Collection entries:
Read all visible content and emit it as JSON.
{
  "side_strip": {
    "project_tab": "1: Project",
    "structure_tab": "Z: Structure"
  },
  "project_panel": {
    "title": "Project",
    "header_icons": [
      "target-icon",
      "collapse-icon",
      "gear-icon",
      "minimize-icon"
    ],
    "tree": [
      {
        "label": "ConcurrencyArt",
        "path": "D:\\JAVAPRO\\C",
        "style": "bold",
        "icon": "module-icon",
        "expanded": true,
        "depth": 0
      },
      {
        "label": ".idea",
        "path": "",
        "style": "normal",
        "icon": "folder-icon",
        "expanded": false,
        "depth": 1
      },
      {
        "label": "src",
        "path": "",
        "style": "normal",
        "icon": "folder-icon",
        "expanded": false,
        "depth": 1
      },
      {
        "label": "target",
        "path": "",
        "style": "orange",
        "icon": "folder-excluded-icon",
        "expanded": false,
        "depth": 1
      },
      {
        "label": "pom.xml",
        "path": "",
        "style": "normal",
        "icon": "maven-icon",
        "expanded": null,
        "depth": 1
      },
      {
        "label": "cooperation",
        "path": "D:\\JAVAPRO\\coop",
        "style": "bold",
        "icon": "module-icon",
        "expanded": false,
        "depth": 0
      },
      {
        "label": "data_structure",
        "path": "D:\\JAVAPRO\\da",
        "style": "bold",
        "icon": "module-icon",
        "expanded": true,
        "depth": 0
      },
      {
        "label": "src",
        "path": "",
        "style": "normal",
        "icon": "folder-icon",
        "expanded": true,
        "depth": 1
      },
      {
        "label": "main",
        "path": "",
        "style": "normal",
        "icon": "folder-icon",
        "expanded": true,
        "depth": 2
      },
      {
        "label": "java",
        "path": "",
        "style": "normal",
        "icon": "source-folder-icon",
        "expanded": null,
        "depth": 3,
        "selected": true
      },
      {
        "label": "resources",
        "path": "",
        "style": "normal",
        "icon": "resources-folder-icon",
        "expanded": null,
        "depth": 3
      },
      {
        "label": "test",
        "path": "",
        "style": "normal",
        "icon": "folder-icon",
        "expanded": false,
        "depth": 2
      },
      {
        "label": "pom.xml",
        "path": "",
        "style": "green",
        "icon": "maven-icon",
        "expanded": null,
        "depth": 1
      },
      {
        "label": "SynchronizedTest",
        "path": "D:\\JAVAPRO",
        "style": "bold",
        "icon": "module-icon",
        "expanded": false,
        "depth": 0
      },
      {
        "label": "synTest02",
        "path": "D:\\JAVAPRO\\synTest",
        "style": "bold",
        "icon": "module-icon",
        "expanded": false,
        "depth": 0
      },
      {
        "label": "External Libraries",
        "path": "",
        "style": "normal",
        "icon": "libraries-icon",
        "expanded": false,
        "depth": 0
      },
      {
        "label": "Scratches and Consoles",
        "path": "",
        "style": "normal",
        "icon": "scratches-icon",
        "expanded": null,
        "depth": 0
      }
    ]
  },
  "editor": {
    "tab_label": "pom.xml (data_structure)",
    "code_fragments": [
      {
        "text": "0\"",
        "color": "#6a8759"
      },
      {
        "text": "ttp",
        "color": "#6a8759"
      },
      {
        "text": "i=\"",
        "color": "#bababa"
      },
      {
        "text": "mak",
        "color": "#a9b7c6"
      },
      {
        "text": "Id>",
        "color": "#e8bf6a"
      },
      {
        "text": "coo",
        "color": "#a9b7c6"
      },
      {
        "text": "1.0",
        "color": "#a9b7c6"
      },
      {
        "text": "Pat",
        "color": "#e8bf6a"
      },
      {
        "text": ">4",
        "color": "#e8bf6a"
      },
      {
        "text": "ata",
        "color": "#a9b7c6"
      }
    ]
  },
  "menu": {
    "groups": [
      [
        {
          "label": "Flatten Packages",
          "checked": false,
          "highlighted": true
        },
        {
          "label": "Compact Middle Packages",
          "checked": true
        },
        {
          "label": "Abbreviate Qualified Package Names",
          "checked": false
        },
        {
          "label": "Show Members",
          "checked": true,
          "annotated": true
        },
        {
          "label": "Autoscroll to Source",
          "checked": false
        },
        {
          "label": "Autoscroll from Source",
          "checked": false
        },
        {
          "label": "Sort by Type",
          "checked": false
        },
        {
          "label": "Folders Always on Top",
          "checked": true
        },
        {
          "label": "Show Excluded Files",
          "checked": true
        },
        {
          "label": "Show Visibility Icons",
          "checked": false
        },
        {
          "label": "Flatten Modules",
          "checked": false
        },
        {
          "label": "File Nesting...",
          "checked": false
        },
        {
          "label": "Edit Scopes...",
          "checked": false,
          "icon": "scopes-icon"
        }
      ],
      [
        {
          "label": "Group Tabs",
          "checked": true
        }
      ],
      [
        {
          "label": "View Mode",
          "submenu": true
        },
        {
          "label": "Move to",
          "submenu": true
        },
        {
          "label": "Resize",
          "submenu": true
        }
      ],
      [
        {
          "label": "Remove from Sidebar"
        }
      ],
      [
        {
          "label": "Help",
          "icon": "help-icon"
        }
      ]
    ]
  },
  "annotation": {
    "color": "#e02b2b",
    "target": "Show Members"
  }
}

• [Exercise description] Return each line in the records that holds the string "Flatten".

• [Output for this exercise]
          "label": "Flatten Packages",
          "label": "Flatten Modules",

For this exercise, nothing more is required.